## Start ENTRIES SUPPLIED

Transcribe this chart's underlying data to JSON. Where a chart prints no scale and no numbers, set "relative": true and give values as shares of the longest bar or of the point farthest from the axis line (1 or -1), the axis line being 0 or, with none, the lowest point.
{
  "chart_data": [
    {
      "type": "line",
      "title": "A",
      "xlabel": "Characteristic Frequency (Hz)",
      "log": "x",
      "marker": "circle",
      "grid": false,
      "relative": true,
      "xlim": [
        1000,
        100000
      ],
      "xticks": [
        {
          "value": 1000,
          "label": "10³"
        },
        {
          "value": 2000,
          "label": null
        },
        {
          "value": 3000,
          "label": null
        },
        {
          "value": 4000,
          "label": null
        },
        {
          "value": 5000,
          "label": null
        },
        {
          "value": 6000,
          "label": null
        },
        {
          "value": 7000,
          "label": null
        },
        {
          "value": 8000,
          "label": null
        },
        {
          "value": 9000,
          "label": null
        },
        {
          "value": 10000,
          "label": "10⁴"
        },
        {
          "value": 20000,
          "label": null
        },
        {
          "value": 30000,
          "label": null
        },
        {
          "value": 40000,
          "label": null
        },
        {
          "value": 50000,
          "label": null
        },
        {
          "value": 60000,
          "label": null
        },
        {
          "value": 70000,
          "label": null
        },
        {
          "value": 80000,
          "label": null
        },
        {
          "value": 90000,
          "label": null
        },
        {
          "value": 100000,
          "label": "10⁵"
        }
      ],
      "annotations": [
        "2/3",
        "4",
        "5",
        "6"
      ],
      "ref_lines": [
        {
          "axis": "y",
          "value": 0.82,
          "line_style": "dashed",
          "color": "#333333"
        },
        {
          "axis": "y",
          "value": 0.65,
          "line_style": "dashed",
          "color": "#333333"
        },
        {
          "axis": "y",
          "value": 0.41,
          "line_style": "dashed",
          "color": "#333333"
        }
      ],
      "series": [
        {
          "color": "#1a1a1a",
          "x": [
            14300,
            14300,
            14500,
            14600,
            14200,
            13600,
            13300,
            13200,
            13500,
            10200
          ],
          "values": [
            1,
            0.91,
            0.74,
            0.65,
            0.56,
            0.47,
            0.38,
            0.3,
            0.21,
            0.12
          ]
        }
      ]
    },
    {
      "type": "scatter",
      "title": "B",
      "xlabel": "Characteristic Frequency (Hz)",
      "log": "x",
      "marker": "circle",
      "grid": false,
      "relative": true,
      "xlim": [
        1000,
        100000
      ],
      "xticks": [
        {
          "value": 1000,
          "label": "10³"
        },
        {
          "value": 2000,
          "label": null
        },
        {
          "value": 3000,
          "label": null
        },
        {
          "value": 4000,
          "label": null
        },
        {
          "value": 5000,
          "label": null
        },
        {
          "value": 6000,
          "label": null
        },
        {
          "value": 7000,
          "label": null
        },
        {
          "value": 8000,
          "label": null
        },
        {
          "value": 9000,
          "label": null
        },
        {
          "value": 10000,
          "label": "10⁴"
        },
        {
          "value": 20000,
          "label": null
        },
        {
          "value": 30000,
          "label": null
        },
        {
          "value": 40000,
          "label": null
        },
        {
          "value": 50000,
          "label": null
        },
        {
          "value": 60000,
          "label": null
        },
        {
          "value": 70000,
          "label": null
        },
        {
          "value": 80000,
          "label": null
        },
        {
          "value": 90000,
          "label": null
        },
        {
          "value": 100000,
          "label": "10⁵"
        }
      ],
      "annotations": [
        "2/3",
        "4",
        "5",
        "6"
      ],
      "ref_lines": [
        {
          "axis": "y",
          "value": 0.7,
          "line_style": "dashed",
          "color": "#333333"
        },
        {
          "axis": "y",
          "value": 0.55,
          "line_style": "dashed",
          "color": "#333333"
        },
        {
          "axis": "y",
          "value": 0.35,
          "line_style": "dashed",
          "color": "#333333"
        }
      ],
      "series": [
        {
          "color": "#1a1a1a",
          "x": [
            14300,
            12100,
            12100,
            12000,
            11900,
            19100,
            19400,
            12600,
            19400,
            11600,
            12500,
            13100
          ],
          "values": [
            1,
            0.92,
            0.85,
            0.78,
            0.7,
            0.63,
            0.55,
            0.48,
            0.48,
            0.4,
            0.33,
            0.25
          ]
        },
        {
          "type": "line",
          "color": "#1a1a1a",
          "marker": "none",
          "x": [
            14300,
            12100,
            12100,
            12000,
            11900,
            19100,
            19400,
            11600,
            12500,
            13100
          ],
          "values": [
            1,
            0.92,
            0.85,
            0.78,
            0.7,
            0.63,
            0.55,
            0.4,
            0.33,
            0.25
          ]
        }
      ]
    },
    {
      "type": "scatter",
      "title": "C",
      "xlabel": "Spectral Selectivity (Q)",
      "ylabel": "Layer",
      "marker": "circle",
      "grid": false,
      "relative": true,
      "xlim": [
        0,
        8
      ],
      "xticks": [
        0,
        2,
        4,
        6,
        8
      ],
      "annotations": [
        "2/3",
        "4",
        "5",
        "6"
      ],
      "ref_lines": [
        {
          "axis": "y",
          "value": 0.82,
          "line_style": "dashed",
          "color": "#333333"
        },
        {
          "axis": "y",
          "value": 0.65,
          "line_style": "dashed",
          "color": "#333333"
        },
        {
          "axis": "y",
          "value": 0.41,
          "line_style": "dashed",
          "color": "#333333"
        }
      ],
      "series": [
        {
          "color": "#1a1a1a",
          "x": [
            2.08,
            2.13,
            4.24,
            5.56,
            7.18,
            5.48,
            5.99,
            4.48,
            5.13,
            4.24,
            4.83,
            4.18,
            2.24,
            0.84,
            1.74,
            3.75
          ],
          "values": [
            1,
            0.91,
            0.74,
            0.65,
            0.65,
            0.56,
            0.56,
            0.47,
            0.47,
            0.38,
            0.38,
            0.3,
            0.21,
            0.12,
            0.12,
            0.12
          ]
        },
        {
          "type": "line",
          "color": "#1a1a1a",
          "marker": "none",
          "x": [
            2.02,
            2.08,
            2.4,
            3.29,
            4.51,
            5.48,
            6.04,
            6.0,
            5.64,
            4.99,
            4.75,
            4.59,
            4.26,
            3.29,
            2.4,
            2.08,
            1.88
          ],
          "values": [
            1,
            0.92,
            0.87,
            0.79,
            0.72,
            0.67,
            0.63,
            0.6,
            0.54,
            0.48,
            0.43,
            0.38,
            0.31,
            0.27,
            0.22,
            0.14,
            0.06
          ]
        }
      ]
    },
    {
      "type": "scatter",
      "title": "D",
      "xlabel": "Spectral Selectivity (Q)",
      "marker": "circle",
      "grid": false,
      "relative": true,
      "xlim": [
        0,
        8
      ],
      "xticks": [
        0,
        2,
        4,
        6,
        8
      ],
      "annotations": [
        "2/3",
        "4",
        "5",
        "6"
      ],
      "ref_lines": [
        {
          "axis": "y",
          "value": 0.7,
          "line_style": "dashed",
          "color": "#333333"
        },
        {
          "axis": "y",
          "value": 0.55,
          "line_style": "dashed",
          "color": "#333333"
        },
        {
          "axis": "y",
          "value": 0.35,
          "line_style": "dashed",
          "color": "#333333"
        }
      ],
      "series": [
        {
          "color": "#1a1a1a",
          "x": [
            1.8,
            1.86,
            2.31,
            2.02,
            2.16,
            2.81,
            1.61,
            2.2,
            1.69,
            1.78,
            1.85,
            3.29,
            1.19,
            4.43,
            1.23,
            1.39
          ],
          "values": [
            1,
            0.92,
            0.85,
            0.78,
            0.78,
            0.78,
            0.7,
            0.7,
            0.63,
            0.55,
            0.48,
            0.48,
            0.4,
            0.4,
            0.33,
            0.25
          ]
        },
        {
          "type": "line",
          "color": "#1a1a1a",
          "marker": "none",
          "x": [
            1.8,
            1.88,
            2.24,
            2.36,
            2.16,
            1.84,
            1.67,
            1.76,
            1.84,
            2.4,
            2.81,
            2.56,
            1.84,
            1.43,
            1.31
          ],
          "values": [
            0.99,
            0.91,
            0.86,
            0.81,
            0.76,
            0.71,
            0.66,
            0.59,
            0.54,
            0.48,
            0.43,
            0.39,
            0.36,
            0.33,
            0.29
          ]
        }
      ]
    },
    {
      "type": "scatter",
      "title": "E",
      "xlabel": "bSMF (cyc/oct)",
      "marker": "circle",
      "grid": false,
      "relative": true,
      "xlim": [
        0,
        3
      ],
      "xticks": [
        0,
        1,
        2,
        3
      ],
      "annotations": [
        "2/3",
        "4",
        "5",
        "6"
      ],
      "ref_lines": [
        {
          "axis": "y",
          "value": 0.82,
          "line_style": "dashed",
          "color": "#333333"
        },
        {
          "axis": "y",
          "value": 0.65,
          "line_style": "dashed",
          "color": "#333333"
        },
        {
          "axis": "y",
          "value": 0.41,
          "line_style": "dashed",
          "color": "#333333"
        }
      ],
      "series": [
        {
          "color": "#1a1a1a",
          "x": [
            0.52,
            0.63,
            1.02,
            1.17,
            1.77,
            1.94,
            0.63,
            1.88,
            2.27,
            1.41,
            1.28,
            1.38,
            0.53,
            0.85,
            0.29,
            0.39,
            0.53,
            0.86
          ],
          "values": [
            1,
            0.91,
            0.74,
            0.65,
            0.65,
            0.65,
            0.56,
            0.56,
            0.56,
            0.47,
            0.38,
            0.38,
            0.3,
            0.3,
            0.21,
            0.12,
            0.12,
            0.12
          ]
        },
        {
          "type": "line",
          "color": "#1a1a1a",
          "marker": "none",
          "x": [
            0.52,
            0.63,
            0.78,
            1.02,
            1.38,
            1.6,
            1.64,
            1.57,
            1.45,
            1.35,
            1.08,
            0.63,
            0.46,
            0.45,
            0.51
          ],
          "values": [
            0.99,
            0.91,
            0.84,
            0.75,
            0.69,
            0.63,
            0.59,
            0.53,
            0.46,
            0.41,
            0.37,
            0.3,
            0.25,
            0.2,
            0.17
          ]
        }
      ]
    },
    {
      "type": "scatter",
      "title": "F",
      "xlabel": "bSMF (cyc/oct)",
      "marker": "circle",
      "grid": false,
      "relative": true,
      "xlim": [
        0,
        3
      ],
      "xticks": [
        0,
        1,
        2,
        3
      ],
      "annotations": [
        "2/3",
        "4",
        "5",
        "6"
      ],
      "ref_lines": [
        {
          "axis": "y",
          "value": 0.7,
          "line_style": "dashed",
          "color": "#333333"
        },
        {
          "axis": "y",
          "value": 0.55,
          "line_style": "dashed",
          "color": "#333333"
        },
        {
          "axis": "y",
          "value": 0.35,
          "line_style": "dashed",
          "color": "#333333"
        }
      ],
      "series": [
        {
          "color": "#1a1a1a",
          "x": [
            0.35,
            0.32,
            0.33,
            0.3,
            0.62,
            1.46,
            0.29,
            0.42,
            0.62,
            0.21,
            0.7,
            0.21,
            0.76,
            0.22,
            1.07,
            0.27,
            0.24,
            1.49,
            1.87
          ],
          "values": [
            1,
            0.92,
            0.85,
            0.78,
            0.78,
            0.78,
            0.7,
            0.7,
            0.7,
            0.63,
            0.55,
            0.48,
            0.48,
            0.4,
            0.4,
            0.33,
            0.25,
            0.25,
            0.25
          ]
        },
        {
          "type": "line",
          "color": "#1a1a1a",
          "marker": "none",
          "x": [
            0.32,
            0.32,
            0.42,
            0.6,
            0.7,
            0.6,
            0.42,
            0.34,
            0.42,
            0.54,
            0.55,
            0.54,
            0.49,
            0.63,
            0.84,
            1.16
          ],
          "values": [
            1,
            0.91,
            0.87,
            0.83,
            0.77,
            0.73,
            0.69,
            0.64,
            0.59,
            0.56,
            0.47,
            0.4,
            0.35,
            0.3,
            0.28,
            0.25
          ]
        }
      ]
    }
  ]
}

## End ENTRIES SUPPLIED

WHAT YOU NEED TO DO. Copy out each line of the records that holds the string "title".

ANSWER TO THIS TASK.
      "title": "A",
      "title": "B",
      "title": "C",
      "title": "D",
      "title": "E",
      "title": "F",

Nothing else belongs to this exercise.